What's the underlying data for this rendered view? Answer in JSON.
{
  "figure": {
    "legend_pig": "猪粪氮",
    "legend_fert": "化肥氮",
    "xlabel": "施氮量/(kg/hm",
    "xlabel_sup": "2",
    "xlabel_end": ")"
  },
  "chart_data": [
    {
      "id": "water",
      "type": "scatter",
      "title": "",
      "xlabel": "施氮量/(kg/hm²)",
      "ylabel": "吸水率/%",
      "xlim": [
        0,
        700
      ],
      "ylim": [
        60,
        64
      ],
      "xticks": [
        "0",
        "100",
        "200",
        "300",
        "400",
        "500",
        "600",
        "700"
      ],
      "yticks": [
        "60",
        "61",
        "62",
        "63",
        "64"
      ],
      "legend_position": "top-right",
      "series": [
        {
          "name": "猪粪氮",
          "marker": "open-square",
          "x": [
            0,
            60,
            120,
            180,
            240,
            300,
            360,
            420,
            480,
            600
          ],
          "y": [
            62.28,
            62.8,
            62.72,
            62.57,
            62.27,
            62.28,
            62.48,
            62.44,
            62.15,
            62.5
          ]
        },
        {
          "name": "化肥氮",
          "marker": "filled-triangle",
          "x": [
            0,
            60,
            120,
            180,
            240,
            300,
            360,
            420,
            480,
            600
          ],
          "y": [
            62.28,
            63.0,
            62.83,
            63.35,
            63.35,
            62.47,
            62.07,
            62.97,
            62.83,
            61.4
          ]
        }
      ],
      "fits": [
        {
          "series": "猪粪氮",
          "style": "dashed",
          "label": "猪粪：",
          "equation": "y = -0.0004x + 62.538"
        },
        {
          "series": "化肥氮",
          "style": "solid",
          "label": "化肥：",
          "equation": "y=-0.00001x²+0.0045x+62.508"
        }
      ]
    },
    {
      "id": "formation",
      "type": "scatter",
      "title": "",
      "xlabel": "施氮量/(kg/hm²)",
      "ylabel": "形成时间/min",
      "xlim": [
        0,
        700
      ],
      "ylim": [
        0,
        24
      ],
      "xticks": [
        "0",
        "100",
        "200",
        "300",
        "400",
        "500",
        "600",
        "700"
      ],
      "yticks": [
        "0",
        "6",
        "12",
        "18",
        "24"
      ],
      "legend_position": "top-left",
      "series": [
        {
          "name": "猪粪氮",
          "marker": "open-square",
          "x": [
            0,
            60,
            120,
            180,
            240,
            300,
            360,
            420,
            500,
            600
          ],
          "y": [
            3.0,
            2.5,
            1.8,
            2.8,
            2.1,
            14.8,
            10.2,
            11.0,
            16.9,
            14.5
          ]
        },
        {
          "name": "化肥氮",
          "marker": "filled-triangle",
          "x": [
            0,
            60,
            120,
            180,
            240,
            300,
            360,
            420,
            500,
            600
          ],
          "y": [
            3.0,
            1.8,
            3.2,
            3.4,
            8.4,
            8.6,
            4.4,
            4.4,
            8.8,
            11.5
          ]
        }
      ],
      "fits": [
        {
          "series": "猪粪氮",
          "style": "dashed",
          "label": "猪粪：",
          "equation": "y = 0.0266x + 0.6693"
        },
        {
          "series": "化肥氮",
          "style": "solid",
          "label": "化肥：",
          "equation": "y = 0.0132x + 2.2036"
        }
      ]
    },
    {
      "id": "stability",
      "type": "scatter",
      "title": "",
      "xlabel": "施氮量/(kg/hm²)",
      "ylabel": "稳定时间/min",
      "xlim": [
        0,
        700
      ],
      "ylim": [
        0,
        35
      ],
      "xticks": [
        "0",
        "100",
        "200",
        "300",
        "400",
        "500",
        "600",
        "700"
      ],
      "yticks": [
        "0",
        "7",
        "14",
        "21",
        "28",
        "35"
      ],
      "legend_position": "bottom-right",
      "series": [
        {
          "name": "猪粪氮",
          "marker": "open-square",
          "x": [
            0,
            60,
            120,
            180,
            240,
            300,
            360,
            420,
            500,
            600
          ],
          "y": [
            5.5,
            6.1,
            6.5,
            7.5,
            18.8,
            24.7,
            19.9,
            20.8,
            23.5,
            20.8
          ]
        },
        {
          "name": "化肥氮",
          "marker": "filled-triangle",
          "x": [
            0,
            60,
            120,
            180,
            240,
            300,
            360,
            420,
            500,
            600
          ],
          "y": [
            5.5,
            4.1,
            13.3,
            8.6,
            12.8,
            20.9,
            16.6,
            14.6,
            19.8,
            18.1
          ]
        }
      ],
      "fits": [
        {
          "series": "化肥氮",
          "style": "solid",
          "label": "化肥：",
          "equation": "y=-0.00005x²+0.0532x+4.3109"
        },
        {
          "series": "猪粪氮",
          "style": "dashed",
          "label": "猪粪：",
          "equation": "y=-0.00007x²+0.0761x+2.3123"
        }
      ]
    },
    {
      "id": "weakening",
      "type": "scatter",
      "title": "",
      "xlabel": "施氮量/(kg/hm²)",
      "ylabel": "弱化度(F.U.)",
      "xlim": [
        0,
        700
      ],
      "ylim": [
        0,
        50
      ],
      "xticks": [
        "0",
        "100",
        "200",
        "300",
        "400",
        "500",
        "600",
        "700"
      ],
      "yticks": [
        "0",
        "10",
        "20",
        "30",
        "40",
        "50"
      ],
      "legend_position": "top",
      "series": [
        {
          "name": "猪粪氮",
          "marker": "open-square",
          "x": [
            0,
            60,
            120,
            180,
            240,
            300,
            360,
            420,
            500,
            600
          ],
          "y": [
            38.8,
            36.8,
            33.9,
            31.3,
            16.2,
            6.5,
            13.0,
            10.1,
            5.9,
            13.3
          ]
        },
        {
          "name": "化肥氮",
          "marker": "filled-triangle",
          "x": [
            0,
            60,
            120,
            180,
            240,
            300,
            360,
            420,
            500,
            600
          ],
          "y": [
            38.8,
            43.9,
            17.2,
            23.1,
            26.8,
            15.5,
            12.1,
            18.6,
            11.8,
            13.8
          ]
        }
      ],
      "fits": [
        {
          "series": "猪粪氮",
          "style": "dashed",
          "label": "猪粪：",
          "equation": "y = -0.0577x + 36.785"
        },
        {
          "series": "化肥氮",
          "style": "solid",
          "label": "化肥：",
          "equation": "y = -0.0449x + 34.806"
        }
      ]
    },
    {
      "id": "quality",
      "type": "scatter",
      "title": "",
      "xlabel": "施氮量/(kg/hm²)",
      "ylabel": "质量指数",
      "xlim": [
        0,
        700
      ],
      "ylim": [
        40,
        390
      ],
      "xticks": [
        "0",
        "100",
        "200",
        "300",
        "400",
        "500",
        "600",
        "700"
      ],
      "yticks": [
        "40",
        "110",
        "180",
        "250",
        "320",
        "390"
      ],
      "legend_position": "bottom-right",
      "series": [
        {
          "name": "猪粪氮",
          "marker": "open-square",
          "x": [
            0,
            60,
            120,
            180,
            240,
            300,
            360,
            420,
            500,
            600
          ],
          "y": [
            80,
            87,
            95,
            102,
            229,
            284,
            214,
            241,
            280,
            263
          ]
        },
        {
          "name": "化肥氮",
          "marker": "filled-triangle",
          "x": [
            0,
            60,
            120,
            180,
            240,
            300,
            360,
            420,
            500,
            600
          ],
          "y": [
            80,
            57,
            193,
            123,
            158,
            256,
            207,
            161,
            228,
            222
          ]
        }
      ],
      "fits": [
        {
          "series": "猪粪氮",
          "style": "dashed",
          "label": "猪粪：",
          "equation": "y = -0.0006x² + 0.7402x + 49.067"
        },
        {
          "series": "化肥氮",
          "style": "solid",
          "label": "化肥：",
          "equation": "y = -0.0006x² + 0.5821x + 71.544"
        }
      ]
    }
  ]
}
•••••
Problem - Reproduce each entry word for word.

Complete response -
What's the underlying data for this rendered view? Answer in JSON.
{
  "figure": {
    "legend_pig": "猪粪氮",
    "legend_fert": "化肥氮",
    "xlabel": "施氮量/(kg/hm",
    "xlabel_sup": "2",
    "xlabel_end": ")"
  },
  "chart_data": [
    {
      "id": "water",
      "type": "scatter",
      "title": "",
      "xlabel": "施氮量/(kg/hm²)",
      "ylabel": "吸水率/%",
      "xlim": [
        0,
        700
      ],
      "ylim": [
        60,
        64
      ],
      "xticks": [
        "0",
        "100",
        "200",
        "300",
        "400",
        "500",
        "600",
        "700"
      ],
      "yticks": [
        "60",
        "61",
        "62",
        "63",
        "64"
      ],
      "legend_position": "top-right",
      "series": [
        {
          "name": "猪粪氮",
          "marker": "open-square",
          "x": [
            0,
            60,
            120,
            180,
            240,
            300,
            360,
            420,
            480,
            600
          ],
          "y": [
            62.28,
            62.8,
            62.72,
            62.57,
            62.27,
            62.28,
            62.48,
            62.44,
            62.15,
            62.5
          ]
        },
        {
          "name": "化肥氮",
          "marker": "filled-triangle",
          "x": [
            0,
            60,
            120,
            180,
            240,
            300,
            360,
            420,
            480,
            600
          ],
          "y": [
            62.28,
            63.0,
            62.83,
            63.35,
            63.35,
            62.47,
            62.07,
            62.97,
            62.83,
            61.4
          ]
        }
      ],
      "fits": [
        {
          "series": "猪粪氮",
          "style": "dashed",
          "label": "猪粪：",
          "equation": "y = -0.0004x + 62.538"
        },
        {
          "series": "化肥氮",
          "style": "solid",
          "label": "化肥：",
          "equation": "y=-0.00001x²+0.0045x+62.508"
        }
      ]
    },
    {
      "id": "formation",
      "type": "scatter",
      "title": "",
      "xlabel": "施氮量/(kg/hm²)",
      "ylabel": "形成时间/min",
      "xlim": [
        0,
        700
      ],
      "ylim": [
        0,
        24
      ],
      "xticks": [
        "0",
        "100",
        "200",
        "300",
        "400",
        "500",
        "600",
        "700"
      ],
      "yticks": [
        "0",
        "6",
        "12",
        "18",
        "24"
      ],
      "legend_position": "top-left",
      "series": [
        {
          "name": "猪粪氮",
          "marker": "open-square",
          "x": [
            0,
            60,
            120,
            180,
            240,
            300,
            360,
            420,
            500,
            600
          ],
          "y": [
            3.0,
            2.5,
            1.8,
            2.8,
            2.1,
            14.8,
            10.2,
            11.0,
            16.9,
            14.5
          ]
        },
        {
          "name": "化肥氮",
          "marker": "filled-triangle",
          "x": [
            0,
            60,
            120,
            180,
            240,
            300,
            360,
            420,
            500,
            600
          ],
          "y": [
            3.0,
            1.8,
            3.2,
            3.4,
            8.4,
            8.6,
            4.4,
            4.4,
            8.8,
            11.5
          ]
        }
      ],
      "fits": [
        {
          "series": "猪粪氮",
          "style": "dashed",
          "label": "猪粪：",
          "equation": "y = 0.0266x + 0.6693"
        },
        {
          "series": "化肥氮",
          "style": "solid",
          "label": "化肥：",
          "equation": "y = 0.0132x + 2.2036"
        }
      ]
    },
    {
      "id": "stability",
      "type": "scatter",
      "title": "",
      "xlabel": "施氮量/(kg/hm²)",
      "ylabel": "稳定时间/min",
      "xlim": [
        0,
        700
      ],
      "ylim": [
        0,
        35
      ],
      "xticks": [
        "0",
        "100",
        "200",
        "300",
        "400",
        "500",
        "600",
        "700"
      ],
      "yticks": [
        "0",
        "7",
        "14",
        "21",
        "28",
        "35"
      ],
      "legend_position": "bottom-right",
      "series": [
        {
          "name": "猪粪氮",
          "marker": "open-square",
          "x": [
            0,
            60,
            120,
            180,
            240,
            300,
            360,
            420,
            500,
            600
          ],
          "y": [
            5.5,
            6.1,
            6.5,
            7.5,
            18.8,
            24.7,
            19.9,
            20.8,
            23.5,
            20.8
          ]
        },
        {
          "name": "化肥氮",
          "marker": "filled-triangle",
          "x": [
            0,
            60,
            120,
            180,
            240,
            300,
            360,
            420,
            500,
            600
          ],
          "y": [
            5.5,
            4.1,
            13.3,
            8.6,
            12.8,
            20.9,
            16.6,
            14.6,
            19.8,
            18.1
          ]
        }
      ],
      "fits": [
        {
          "series": "化肥氮",
          "style": "solid",
          "label": "化肥：",
          "equation": "y=-0.00005x²+0.0532x+4.3109"
        },
        {
          "series": "猪粪氮",
          "style": "dashed",
          "label": "猪粪：",
          "equation": "y=-0.00007x²+0.0761x+2.3123"
        }
      ]
    },
    {
      "id": "weakening",
      "type": "scatter",
      "title": "",
      "xlabel": "施氮量/(kg/hm²)",
      "ylabel": "弱化度(F.U.)",
      "xlim": [
        0,
        700
      ],
      "ylim": [
        0,
        50
      ],
      "xticks": [
        "0",
        "100",
        "200",
        "300",
        "400",
        "500",
        "600",
        "700"
      ],
      "yticks": [
        "0",
        "10",
        "20",
        "30",
        "40",
        "50"
      ],
      "legend_position": "top",
      "series": [
        {
          "name": "猪粪氮",
          "marker": "open-square",
          "x": [
            0,
            60,
            120,
            180,
            240,
            300,
            360,
            420,
            500,
            600
          ],
          "y": [
            38.8,
            36.8,
            33.9,
            31.3,
            16.2,
            6.5,
            13.0,
            10.1,
            5.9,
            13.3
          ]
        },
        {
          "name": "化肥氮",
          "marker": "filled-triangle",
          "x": [
            0,
            60,
            120,
            180,
            240,
            300,
            360,
            420,
            500,
            600
          ],
          "y": [
            38.8,
            43.9,
            17.2,
            23.1,
            26.8,
            15.5,
            12.1,
            18.6,
            11.8,
            13.8
          ]
        }
      ],
      "fits": [
        {
          "series": "猪粪氮",
          "style": "dashed",
          "label": "猪粪：",
          "equation": "y = -0.0577x + 36.785"
        },
        {
          "series": "化肥氮",
          "style": "solid",
          "label": "化肥：",
          "equation": "y = -0.0449x + 34.806"
        }
      ]
    },
    {
      "id": "quality",
      "type": "scatter",
      "title": "",
      "xlabel": "施氮量/(kg/hm²)",
      "ylabel": "质量指数",
      "xlim": [
        0,
        700
      ],
      "ylim": [
        40,
        390
      ],
      "xticks": [
        "0",
        "100",
        "200",
        "300",
        "400",
        "500",
        "600",
        "700"
      ],
      "yticks": [
        "40",
        "110",
        "180",
        "250",
        "320",
        "390"
      ],
      "legend_position": "bottom-right",
      "series": [
        {
          "name": "猪粪氮",
          "marker": "open-square",
          "x": [
            0,
            60,
            120,
            180,
            240,
            300,
            360,
            420,
            500,
            600
          ],
          "y": [
            80,
            87,
            95,
            102,
            229,
            284,
            214,
            241,
            280,
            263
          ]
        },
        {
          "name": "化肥氮",
          "marker": "filled-triangle",
          "x": [
            0,
            60,
            120,
            180,
            240,
            300,
            360,
            420,
            500,
            600
          ],
          "y": [
            80,
            57,
            193,
            123,
            158,
            256,
            207,
            161,
            228,
            222
          ]
        }
      ],
      "fits": [
        {
          "series": "猪粪氮",
          "style": "dashed",
          "label": "猪粪：",
          "equation": "y = -0.0006x² + 0.7402x + 49.067"
        },
        {
          "series": "化肥氮",
          "style": "solid",
          "label": "化肥：",
          "equation": "y = -0.0006x² + 0.5821x + 71.544"
        }
      ]
    }
  ]
}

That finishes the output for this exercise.